● GIVEN PROBLEM
Set the data down again, exactly as it reads, but without the pictures.

start RECORDS FOR THE TASK

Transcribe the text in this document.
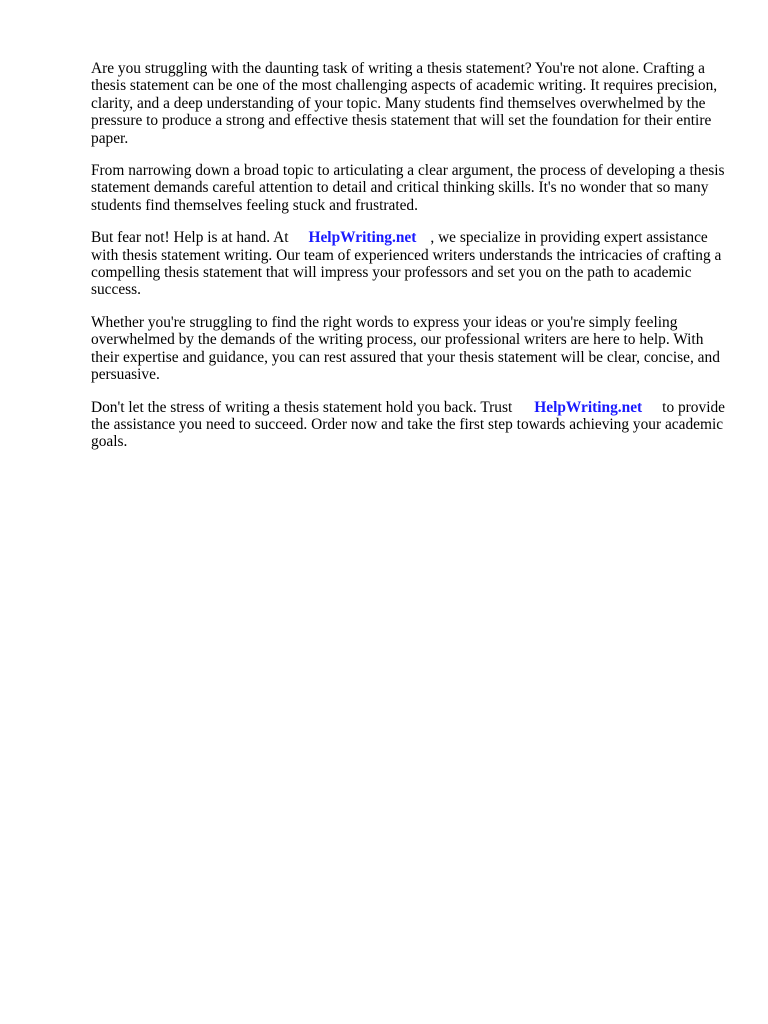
Are you struggling with the daunting task of writing a thesis statement? You're not alone. Crafting a thesis statement can be one of the most challenging aspects of academic writing. It requires precision, clarity, and a deep understanding of your topic. Many students find themselves overwhelmed by the pressure to produce a strong and effective thesis statement that will set the foundation for their entire paper.

From narrowing down a broad topic to articulating a clear argument, the process of developing a thesis statement demands careful attention to detail and critical thinking skills. It's no wonder that so many students find themselves feeling stuck and frustrated.

But fear not! Help is at hand. At HelpWriting.net , we specialize in providing expert assistance with thesis statement writing. Our team of experienced writers understands the intricacies of crafting a compelling thesis statement that will impress your professors and set you on the path to academic success.

Whether you're struggling to find the right words to express your ideas or you're simply feeling overwhelmed by the demands of the writing process, our professional writers are here to help. With their expertise and guidance, you can rest assured that your thesis statement will be clear, concise, and persuasive.

Don't let the stress of writing a thesis statement hold you back. Trust HelpWriting.net to provide the assistance you need to succeed. Order now and take the first step towards achieving your academic goals.
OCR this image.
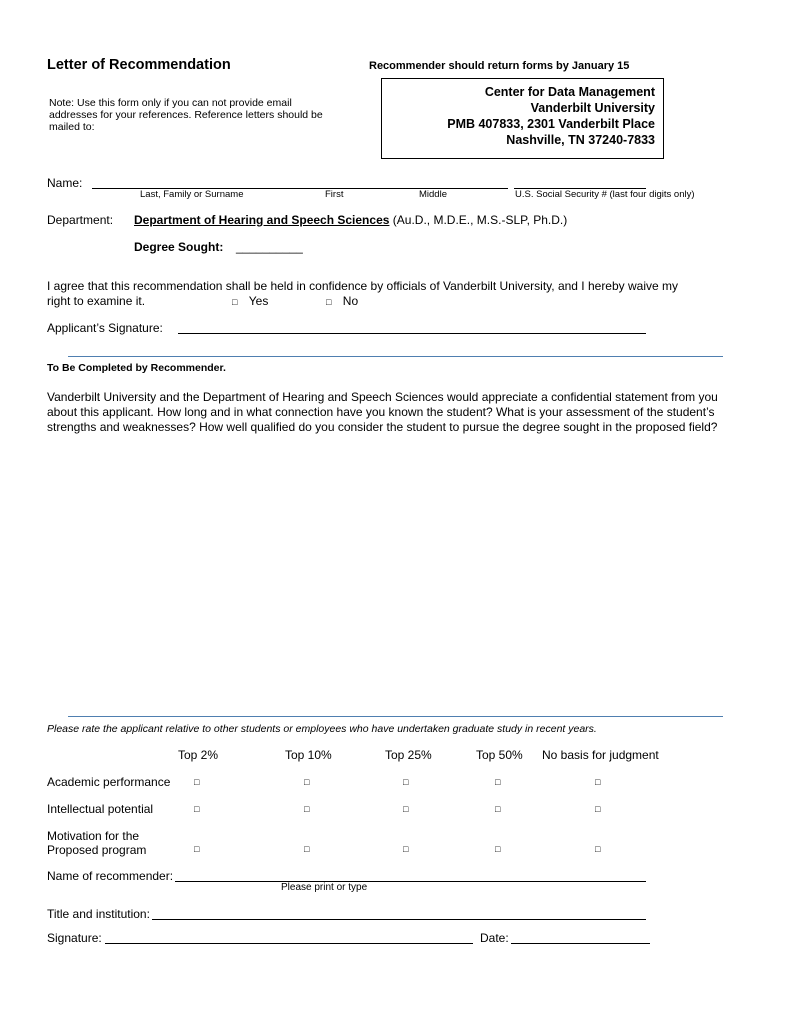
Letter of Recommendation	Recommender should return forms by January 15
Note: Use this form only if you can not provide email addresses for your references. Reference letters should be mailed to:
Center for Data Management
Vanderbilt University
PMB 407833, 2301 Vanderbilt Place
Nashville, TN 37240-7833
Name:
Last, Family or Surname	First	Middle	U.S. Social Security # (last four digits only)
Department: Department of Hearing and Speech Sciences (Au.D., M.D.E., M.S.-SLP, Ph.D.)
Degree Sought: __________
I agree that this recommendation shall be held in confidence by officials of Vanderbilt University, and I hereby waive my
right to examine it.	□ Yes	□ No
Applicant’s Signature:
To Be Completed by Recommender.
Vanderbilt University and the Department of Hearing and Speech Sciences would appreciate a confidential statement from you about this applicant. How long and in what connection have you known the student? What is your assessment of the student’s strengths and weaknesses? How well qualified do you consider the student to pursue the degree sought in the proposed field?
Please rate the applicant relative to other students or employees who have undertaken graduate study in recent years.
Top 2%	Top 10%	Top 25%	Top 50% No basis for judgment
Academic performance	□	□	□	□	□
Intellectual potential	□	□	□	□	□
Motivation for the
Proposed program	□	□	□	□	□
Name of recommender:
Please print or type
Title and institution:
Signature:	Date:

end RECORDS FOR THE TASK

● RESULT BELOW
Transcribe the text in this document.
Are you struggling with the daunting task of writing a thesis statement? You're not alone. Crafting a thesis statement can be one of the most challenging aspects of academic writing. It requires precision, clarity, and a deep understanding of your topic. Many students find themselves overwhelmed by the pressure to produce a strong and effective thesis statement that will set the foundation for their entire paper.

From narrowing down a broad topic to articulating a clear argument, the process of developing a thesis statement demands careful attention to detail and critical thinking skills. It's no wonder that so many students find themselves feeling stuck and frustrated.

But fear not! Help is at hand. At HelpWriting.net , we specialize in providing expert assistance with thesis statement writing. Our team of experienced writers understands the intricacies of crafting a compelling thesis statement that will impress your professors and set you on the path to academic success.

Whether you're struggling to find the right words to express your ideas or you're simply feeling overwhelmed by the demands of the writing process, our professional writers are here to help. With their expertise and guidance, you can rest assured that your thesis statement will be clear, concise, and persuasive.

Don't let the stress of writing a thesis statement hold you back. Trust HelpWriting.net to provide the assistance you need to succeed. Order now and take the first step towards achieving your academic goals.
OCR this image.
Letter of Recommendation	Recommender should return forms by January 15
Note: Use this form only if you can not provide email addresses for your references. Reference letters should be mailed to:
Center for Data Management
Vanderbilt University
PMB 407833, 2301 Vanderbilt Place
Nashville, TN 37240-7833
Name:
Last, Family or Surname	First	Middle	U.S. Social Security # (last four digits only)
Department: Department of Hearing and Speech Sciences (Au.D., M.D.E., M.S.-SLP, Ph.D.)
Degree Sought: __________
I agree that this recommendation shall be held in confidence by officials of Vanderbilt University, and I hereby waive my
right to examine it.	□ Yes	□ No
Applicant’s Signature:
To Be Completed by Recommender.
Vanderbilt University and the Department of Hearing and Speech Sciences would appreciate a confidential statement from you about this applicant. How long and in what connection have you known the student? What is your assessment of the student’s strengths and weaknesses? How well qualified do you consider the student to pursue the degree sought in the proposed field?
Please rate the applicant relative to other students or employees who have undertaken graduate study in recent years.
Top 2%	Top 10%	Top 25%	Top 50% No basis for judgment
Academic performance	□	□	□	□	□
Intellectual potential	□	□	□	□	□
Motivation for the
Proposed program	□	□	□	□	□
Name of recommender:
Please print or type
Title and institution:
Signature:	Date:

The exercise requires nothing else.